> **Task to complete**
Reproduce the following records line for line, leaving out the pictures.

(Layout element annotations)

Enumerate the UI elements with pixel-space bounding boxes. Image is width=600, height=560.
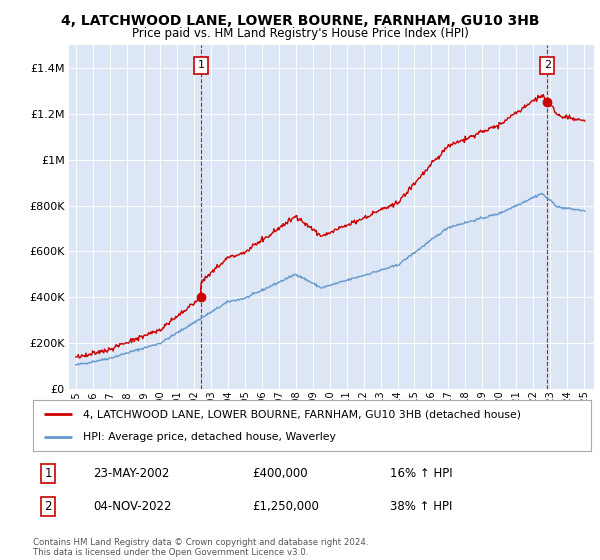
- Text: 4, LATCHWOOD LANE, LOWER BOURNE, FARNHAM, GU10 3HB (detached house): 4, LATCHWOOD LANE, LOWER BOURNE, FARNHAM…: [83, 409, 521, 419]
- Text: Price paid vs. HM Land Registry's House Price Index (HPI): Price paid vs. HM Land Registry's House …: [131, 27, 469, 40]
- Text: 2: 2: [44, 500, 52, 514]
- Text: 1: 1: [44, 466, 52, 480]
- Text: 38% ↑ HPI: 38% ↑ HPI: [390, 500, 452, 514]
- Text: £400,000: £400,000: [252, 466, 308, 480]
- Text: 2: 2: [544, 60, 551, 71]
- Text: 4, LATCHWOOD LANE, LOWER BOURNE, FARNHAM, GU10 3HB: 4, LATCHWOOD LANE, LOWER BOURNE, FARNHAM…: [61, 14, 539, 28]
- Text: HPI: Average price, detached house, Waverley: HPI: Average price, detached house, Wave…: [83, 432, 336, 442]
- Text: 04-NOV-2022: 04-NOV-2022: [93, 500, 172, 514]
- Text: 1: 1: [197, 60, 205, 71]
- Text: £1,250,000: £1,250,000: [252, 500, 319, 514]
- Text: 16% ↑ HPI: 16% ↑ HPI: [390, 466, 452, 480]
- Text: 23-MAY-2002: 23-MAY-2002: [93, 466, 169, 480]
- Text: Contains HM Land Registry data © Crown copyright and database right 2024.
This d: Contains HM Land Registry data © Crown c…: [33, 538, 368, 557]
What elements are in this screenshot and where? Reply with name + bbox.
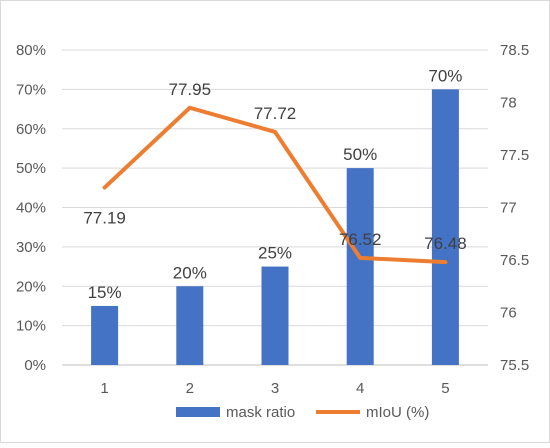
bar-data-label: 70% <box>428 66 462 85</box>
line-data-label: 77.72 <box>254 104 297 123</box>
y-left-tick-label: 70% <box>16 81 46 98</box>
bar-series <box>91 89 459 365</box>
y-right-tick-label: 75.5 <box>500 357 529 374</box>
legend-swatch-mask-ratio <box>176 407 220 417</box>
bar-data-label: 20% <box>173 263 207 282</box>
y-right-tick-label: 77.5 <box>500 147 529 164</box>
line-data-label: 77.19 <box>83 209 126 228</box>
bar-data-label: 15% <box>88 283 122 302</box>
bar <box>431 89 459 365</box>
data-labels: 15% 20% 25% 50% 70% 77.19 77.95 77.72 76.52 76.48 <box>83 66 466 302</box>
y-left-tick-label: 0% <box>24 357 46 374</box>
bar <box>176 286 204 365</box>
mIoU-line <box>102 105 448 265</box>
line-data-label: 76.48 <box>424 234 467 253</box>
legend: mask ratio mIoU (%) <box>176 404 429 421</box>
y-left-tick-label: 60% <box>16 121 46 138</box>
gridlines <box>62 49 488 366</box>
y-left-tick-label: 40% <box>16 200 46 217</box>
y-left-tick-label: 80% <box>16 42 46 59</box>
bar-data-label: 25% <box>258 244 292 263</box>
bar-data-label: 50% <box>343 145 377 164</box>
x-tick-label: 1 <box>100 380 108 397</box>
axes: 0% 10% 20% 30% 40% 50% 60% 70% 80% 75.5 76 76.5 77 77… <box>16 42 529 397</box>
x-tick-label: 3 <box>271 380 279 397</box>
legend-label-miou: mIoU (%) <box>366 404 429 421</box>
y-right-tick-label: 77 <box>500 200 517 217</box>
y-right-tick-label: 76.5 <box>500 252 529 269</box>
line-data-label: 76.52 <box>339 230 382 249</box>
line-data-label: 77.95 <box>169 80 212 99</box>
y-right-tick-label: 78.5 <box>500 42 529 59</box>
y-left-tick-label: 10% <box>16 318 46 335</box>
x-tick-label: 2 <box>186 380 194 397</box>
legend-label-mask-ratio: mask ratio <box>226 404 295 421</box>
bar <box>91 305 119 365</box>
x-tick-label: 4 <box>356 380 364 397</box>
bar <box>261 266 289 365</box>
y-left-tick-label: 20% <box>16 278 46 295</box>
y-right-tick-label: 78 <box>500 95 517 112</box>
y-left-tick-label: 50% <box>16 160 46 177</box>
line-series <box>102 105 448 265</box>
x-tick-label: 5 <box>441 380 449 397</box>
y-left-tick-label: 30% <box>16 239 46 256</box>
y-right-tick-label: 76 <box>500 305 517 322</box>
bar <box>346 168 374 365</box>
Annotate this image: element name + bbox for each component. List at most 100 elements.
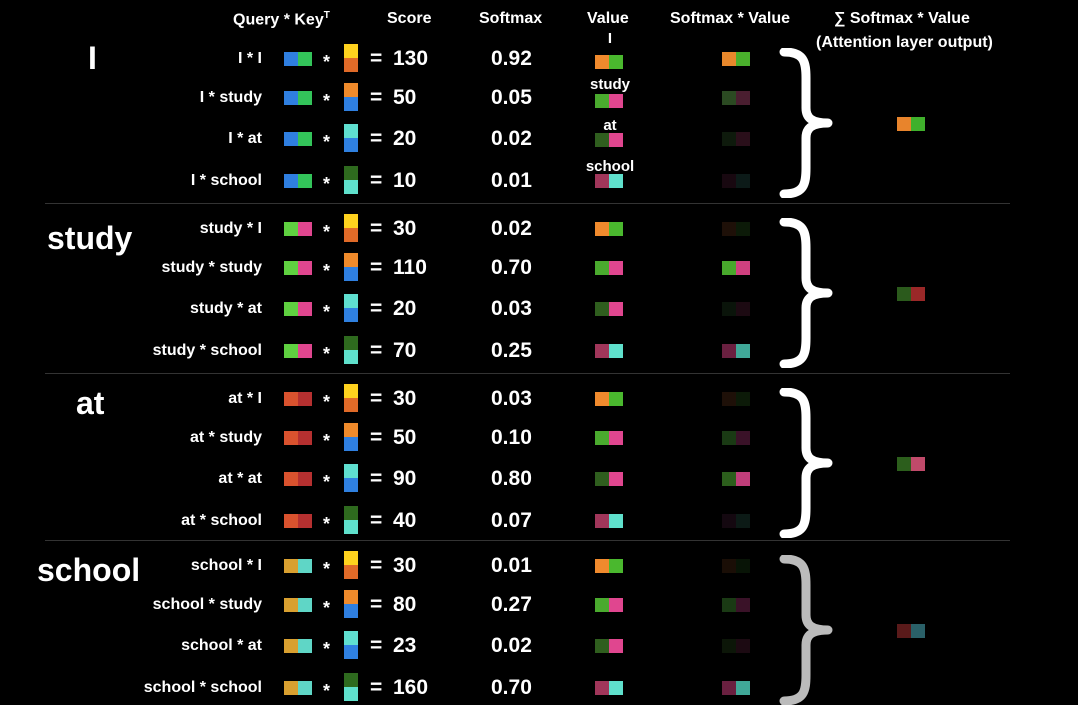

> **Finished answer**
Enumerate the UI elements with pixel-space bounding boxes. Image is width=600, height=560.
- Text: 4, LATCHWOOD LANE, LOWER BOURNE, FARNHAM, GU10 3HB (detached house): 4, LATCHWOOD LANE, LOWER BOURNE, FARNHAM…: [83, 409, 521, 419]
- Text: Price paid vs. HM Land Registry's House Price Index (HPI): Price paid vs. HM Land Registry's House …: [131, 27, 469, 40]
- Text: 2: 2: [44, 500, 52, 514]
- Text: 1: 1: [44, 466, 52, 480]
- Text: 38% ↑ HPI: 38% ↑ HPI: [390, 500, 452, 514]
- Text: £400,000: £400,000: [252, 466, 308, 480]
- Text: 2: 2: [544, 60, 551, 71]
- Text: 4, LATCHWOOD LANE, LOWER BOURNE, FARNHAM, GU10 3HB: 4, LATCHWOOD LANE, LOWER BOURNE, FARNHAM…: [61, 14, 539, 28]
- Text: HPI: Average price, detached house, Waverley: HPI: Average price, detached house, Wave…: [83, 432, 336, 442]
- Text: 04-NOV-2022: 04-NOV-2022: [93, 500, 172, 514]
- Text: 1: 1: [197, 60, 205, 71]
- Text: £1,250,000: £1,250,000: [252, 500, 319, 514]
- Text: 16% ↑ HPI: 16% ↑ HPI: [390, 466, 452, 480]
- Text: 23-MAY-2002: 23-MAY-2002: [93, 466, 169, 480]
- Text: Contains HM Land Registry data © Crown copyright and database right 2024.
This d: Contains HM Land Registry data © Crown c…: [33, 538, 368, 557]
What elements are in this screenshot and where? Reply with name + bbox.
bar-data-label: 70% <box>428 66 462 85</box>
line-data-label: 77.72 <box>254 104 297 123</box>
y-left-tick-label: 70% <box>16 81 46 98</box>
bar-series <box>91 89 459 365</box>
y-right-tick-label: 75.5 <box>500 357 529 374</box>
legend-swatch-mask-ratio <box>176 407 220 417</box>
bar-data-label: 20% <box>173 263 207 282</box>
y-right-tick-label: 77.5 <box>500 147 529 164</box>
line-data-label: 77.19 <box>83 209 126 228</box>
bar-data-label: 15% <box>88 283 122 302</box>
bar <box>431 89 459 365</box>
data-labels: 15% 20% 25% 50% 70% 77.19 77.95 77.72 76.52 76.48 <box>83 66 466 302</box>
y-left-tick-label: 0% <box>24 357 46 374</box>
bar <box>176 286 204 365</box>
mIoU-line <box>102 105 448 265</box>
line-data-label: 76.48 <box>424 234 467 253</box>
legend: mask ratio mIoU (%) <box>176 404 429 421</box>
y-left-tick-label: 60% <box>16 121 46 138</box>
gridlines <box>62 49 488 366</box>
y-left-tick-label: 40% <box>16 200 46 217</box>
y-left-tick-label: 80% <box>16 42 46 59</box>
bar-data-label: 25% <box>258 244 292 263</box>
bar-data-label: 50% <box>343 145 377 164</box>
x-tick-label: 1 <box>100 380 108 397</box>
axes: 0% 10% 20% 30% 40% 50% 60% 70% 80% 75.5 76 76.5 77 77… <box>16 42 529 397</box>
x-tick-label: 3 <box>271 380 279 397</box>
legend-label-miou: mIoU (%) <box>366 404 429 421</box>
y-right-tick-label: 77 <box>500 200 517 217</box>
y-right-tick-label: 76.5 <box>500 252 529 269</box>
line-data-label: 76.52 <box>339 230 382 249</box>
line-data-label: 77.95 <box>169 80 212 99</box>
y-right-tick-label: 78.5 <box>500 42 529 59</box>
y-left-tick-label: 10% <box>16 318 46 335</box>
x-tick-label: 2 <box>186 380 194 397</box>
legend-label-mask-ratio: mask ratio <box>226 404 295 421</box>
bar <box>91 305 119 365</box>
x-tick-label: 4 <box>356 380 364 397</box>
bar <box>261 266 289 365</box>
y-left-tick-label: 20% <box>16 278 46 295</box>
y-right-tick-label: 78 <box>500 95 517 112</box>
y-left-tick-label: 50% <box>16 160 46 177</box>
line-series <box>102 105 448 265</box>
x-tick-label: 5 <box>441 380 449 397</box>
y-left-tick-label: 30% <box>16 239 46 256</box>
y-right-tick-label: 76 <box>500 305 517 322</box>
bar <box>346 168 374 365</box>
Annotate this image: element name + bbox for each component. List at most 100 elements.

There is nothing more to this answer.